Repeat each entry in full, exactly.

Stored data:
<<<<
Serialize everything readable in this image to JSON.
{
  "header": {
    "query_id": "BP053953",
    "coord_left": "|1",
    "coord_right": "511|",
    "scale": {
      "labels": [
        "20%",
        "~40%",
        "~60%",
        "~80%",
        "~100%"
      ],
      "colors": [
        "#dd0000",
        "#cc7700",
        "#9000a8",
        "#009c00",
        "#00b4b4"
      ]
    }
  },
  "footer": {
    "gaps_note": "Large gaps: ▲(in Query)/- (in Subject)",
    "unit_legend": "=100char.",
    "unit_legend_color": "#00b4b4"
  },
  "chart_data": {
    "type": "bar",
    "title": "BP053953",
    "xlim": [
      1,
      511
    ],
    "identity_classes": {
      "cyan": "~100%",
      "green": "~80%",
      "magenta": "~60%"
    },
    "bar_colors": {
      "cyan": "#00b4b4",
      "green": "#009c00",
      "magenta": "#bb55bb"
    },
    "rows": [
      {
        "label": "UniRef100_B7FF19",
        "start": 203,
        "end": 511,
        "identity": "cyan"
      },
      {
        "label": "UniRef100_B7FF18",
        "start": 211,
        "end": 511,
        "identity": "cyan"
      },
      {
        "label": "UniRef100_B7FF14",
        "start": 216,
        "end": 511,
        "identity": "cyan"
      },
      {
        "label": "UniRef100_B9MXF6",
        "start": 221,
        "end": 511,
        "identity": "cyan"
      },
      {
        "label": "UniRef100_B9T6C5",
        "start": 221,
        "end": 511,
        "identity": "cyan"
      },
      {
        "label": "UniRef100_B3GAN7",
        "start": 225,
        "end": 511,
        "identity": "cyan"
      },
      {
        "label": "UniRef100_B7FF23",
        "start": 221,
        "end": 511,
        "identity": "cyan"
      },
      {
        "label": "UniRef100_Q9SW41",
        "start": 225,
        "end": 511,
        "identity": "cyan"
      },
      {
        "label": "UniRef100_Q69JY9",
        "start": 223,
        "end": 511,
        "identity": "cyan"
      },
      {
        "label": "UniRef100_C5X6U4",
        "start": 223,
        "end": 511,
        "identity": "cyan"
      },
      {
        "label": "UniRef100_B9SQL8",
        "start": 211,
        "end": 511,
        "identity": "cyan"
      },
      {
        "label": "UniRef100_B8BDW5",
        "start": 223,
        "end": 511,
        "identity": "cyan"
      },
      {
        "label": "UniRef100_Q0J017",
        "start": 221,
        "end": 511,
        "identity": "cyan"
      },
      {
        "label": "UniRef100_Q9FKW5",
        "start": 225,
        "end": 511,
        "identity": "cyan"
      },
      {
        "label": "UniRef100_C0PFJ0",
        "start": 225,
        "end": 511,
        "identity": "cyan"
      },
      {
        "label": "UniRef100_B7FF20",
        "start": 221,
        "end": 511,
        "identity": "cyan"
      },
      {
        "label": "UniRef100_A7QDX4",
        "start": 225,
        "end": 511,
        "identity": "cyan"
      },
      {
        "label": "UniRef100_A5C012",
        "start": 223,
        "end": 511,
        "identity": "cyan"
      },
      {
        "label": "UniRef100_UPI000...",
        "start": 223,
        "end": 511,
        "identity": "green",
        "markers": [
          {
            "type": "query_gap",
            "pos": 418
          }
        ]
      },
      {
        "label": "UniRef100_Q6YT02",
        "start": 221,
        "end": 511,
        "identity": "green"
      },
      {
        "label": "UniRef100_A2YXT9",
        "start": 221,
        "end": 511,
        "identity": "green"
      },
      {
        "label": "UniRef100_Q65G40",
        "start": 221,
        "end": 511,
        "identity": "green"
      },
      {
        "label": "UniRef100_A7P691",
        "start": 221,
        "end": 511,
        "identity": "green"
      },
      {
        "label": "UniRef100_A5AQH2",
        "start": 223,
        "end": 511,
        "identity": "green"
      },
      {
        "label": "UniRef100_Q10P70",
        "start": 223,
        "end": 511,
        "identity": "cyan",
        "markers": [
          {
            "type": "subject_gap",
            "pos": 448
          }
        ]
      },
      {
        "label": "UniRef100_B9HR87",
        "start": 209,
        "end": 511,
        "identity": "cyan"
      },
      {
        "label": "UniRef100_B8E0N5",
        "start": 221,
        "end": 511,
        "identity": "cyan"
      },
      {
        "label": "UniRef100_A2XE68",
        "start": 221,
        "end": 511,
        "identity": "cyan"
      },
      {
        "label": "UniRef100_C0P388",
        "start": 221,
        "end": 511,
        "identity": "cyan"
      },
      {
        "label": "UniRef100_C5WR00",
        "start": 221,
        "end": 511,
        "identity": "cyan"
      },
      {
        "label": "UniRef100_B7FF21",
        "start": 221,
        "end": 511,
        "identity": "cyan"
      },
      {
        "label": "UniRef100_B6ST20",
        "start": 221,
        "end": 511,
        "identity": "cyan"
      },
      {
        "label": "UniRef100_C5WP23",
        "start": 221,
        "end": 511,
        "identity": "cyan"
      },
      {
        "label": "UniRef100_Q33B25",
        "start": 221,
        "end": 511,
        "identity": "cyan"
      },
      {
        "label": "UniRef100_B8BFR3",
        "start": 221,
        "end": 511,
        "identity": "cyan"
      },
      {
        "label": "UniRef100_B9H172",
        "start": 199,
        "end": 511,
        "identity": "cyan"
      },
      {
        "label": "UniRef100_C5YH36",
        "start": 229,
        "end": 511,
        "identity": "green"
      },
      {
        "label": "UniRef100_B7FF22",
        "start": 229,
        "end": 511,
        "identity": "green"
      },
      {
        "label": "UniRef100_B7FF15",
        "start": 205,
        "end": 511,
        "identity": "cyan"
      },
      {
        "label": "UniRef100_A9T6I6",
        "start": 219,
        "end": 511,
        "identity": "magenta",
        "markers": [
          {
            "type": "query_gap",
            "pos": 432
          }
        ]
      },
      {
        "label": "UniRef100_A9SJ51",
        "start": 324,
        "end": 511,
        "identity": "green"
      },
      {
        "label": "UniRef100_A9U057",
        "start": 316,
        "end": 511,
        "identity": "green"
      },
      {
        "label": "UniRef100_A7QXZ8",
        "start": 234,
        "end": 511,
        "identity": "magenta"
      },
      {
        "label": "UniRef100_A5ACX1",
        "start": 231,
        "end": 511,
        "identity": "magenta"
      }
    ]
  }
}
>>>>
Task solution
Serialize everything readable in this image to JSON.
{
  "header": {
    "query_id": "BP053953",
    "coord_left": "|1",
    "coord_right": "511|",
    "scale": {
      "labels": [
        "20%",
        "~40%",
        "~60%",
        "~80%",
        "~100%"
      ],
      "colors": [
        "#dd0000",
        "#cc7700",
        "#9000a8",
        "#009c00",
        "#00b4b4"
      ]
    }
  },
  "footer": {
    "gaps_note": "Large gaps: ▲(in Query)/- (in Subject)",
    "unit_legend": "=100char.",
    "unit_legend_color": "#00b4b4"
  },
  "chart_data": {
    "type": "bar",
    "title": "BP053953",
    "xlim": [
      1,
      511
    ],
    "identity_classes": {
      "cyan": "~100%",
      "green": "~80%",
      "magenta": "~60%"
    },
    "bar_colors": {
      "cyan": "#00b4b4",
      "green": "#009c00",
      "magenta": "#bb55bb"
    },
    "rows": [
      {
        "label": "UniRef100_B7FF19",
        "start": 203,
        "end": 511,
        "identity": "cyan"
      },
      {
        "label": "UniRef100_B7FF18",
        "start": 211,
        "end": 511,
        "identity": "cyan"
      },
      {
        "label": "UniRef100_B7FF14",
        "start": 216,
        "end": 511,
        "identity": "cyan"
      },
      {
        "label": "UniRef100_B9MXF6",
        "start": 221,
        "end": 511,
        "identity": "cyan"
      },
      {
        "label": "UniRef100_B9T6C5",
        "start": 221,
        "end": 511,
        "identity": "cyan"
      },
      {
        "label": "UniRef100_B3GAN7",
        "start": 225,
        "end": 511,
        "identity": "cyan"
      },
      {
        "label": "UniRef100_B7FF23",
        "start": 221,
        "end": 511,
        "identity": "cyan"
      },
      {
        "label": "UniRef100_Q9SW41",
        "start": 225,
        "end": 511,
        "identity": "cyan"
      },
      {
        "label": "UniRef100_Q69JY9",
        "start": 223,
        "end": 511,
        "identity": "cyan"
      },
      {
        "label": "UniRef100_C5X6U4",
        "start": 223,
        "end": 511,
        "identity": "cyan"
      },
      {
        "label": "UniRef100_B9SQL8",
        "start": 211,
        "end": 511,
        "identity": "cyan"
      },
      {
        "label": "UniRef100_B8BDW5",
        "start": 223,
        "end": 511,
        "identity": "cyan"
      },
      {
        "label": "UniRef100_Q0J017",
        "start": 221,
        "end": 511,
        "identity": "cyan"
      },
      {
        "label": "UniRef100_Q9FKW5",
        "start": 225,
        "end": 511,
        "identity": "cyan"
      },
      {
        "label": "UniRef100_C0PFJ0",
        "start": 225,
        "end": 511,
        "identity": "cyan"
      },
      {
        "label": "UniRef100_B7FF20",
        "start": 221,
        "end": 511,
        "identity": "cyan"
      },
      {
        "label": "UniRef100_A7QDX4",
        "start": 225,
        "end": 511,
        "identity": "cyan"
      },
      {
        "label": "UniRef100_A5C012",
        "start": 223,
        "end": 511,
        "identity": "cyan"
      },
      {
        "label": "UniRef100_UPI000...",
        "start": 223,
        "end": 511,
        "identity": "green",
        "markers": [
          {
            "type": "query_gap",
            "pos": 418
          }
        ]
      },
      {
        "label": "UniRef100_Q6YT02",
        "start": 221,
        "end": 511,
        "identity": "green"
      },
      {
        "label": "UniRef100_A2YXT9",
        "start": 221,
        "end": 511,
        "identity": "green"
      },
      {
        "label": "UniRef100_Q65G40",
        "start": 221,
        "end": 511,
        "identity": "green"
      },
      {
        "label": "UniRef100_A7P691",
        "start": 221,
        "end": 511,
        "identity": "green"
      },
      {
        "label": "UniRef100_A5AQH2",
        "start": 223,
        "end": 511,
        "identity": "green"
      },
      {
        "label": "UniRef100_Q10P70",
        "start": 223,
        "end": 511,
        "identity": "cyan",
        "markers": [
          {
            "type": "subject_gap",
            "pos": 448
          }
        ]
      },
      {
        "label": "UniRef100_B9HR87",
        "start": 209,
        "end": 511,
        "identity": "cyan"
      },
      {
        "label": "UniRef100_B8E0N5",
        "start": 221,
        "end": 511,
        "identity": "cyan"
      },
      {
        "label": "UniRef100_A2XE68",
        "start": 221,
        "end": 511,
        "identity": "cyan"
      },
      {
        "label": "UniRef100_C0P388",
        "start": 221,
        "end": 511,
        "identity": "cyan"
      },
      {
        "label": "UniRef100_C5WR00",
        "start": 221,
        "end": 511,
        "identity": "cyan"
      },
      {
        "label": "UniRef100_B7FF21",
        "start": 221,
        "end": 511,
        "identity": "cyan"
      },
      {
        "label": "UniRef100_B6ST20",
        "start": 221,
        "end": 511,
        "identity": "cyan"
      },
      {
        "label": "UniRef100_C5WP23",
        "start": 221,
        "end": 511,
        "identity": "cyan"
      },
      {
        "label": "UniRef100_Q33B25",
        "start": 221,
        "end": 511,
        "identity": "cyan"
      },
      {
        "label": "UniRef100_B8BFR3",
        "start": 221,
        "end": 511,
        "identity": "cyan"
      },
      {
        "label": "UniRef100_B9H172",
        "start": 199,
        "end": 511,
        "identity": "cyan"
      },
      {
        "label": "UniRef100_C5YH36",
        "start": 229,
        "end": 511,
        "identity": "green"
      },
      {
        "label": "UniRef100_B7FF22",
        "start": 229,
        "end": 511,
        "identity": "green"
      },
      {
        "label": "UniRef100_B7FF15",
        "start": 205,
        "end": 511,
        "identity": "cyan"
      },
      {
        "label": "UniRef100_A9T6I6",
        "start": 219,
        "end": 511,
        "identity": "magenta",
        "markers": [
          {
            "type": "query_gap",
            "pos": 432
          }
        ]
      },
      {
        "label": "UniRef100_A9SJ51",
        "start": 324,
        "end": 511,
        "identity": "green"
      },
      {
        "label": "UniRef100_A9U057",
        "start": 316,
        "end": 511,
        "identity": "green"
      },
      {
        "label": "UniRef100_A7QXZ8",
        "start": 234,
        "end": 511,
        "identity": "magenta"
      },
      {
        "label": "UniRef100_A5ACX1",
        "start": 231,
        "end": 511,
        "identity": "magenta"
      }
    ]
  }
}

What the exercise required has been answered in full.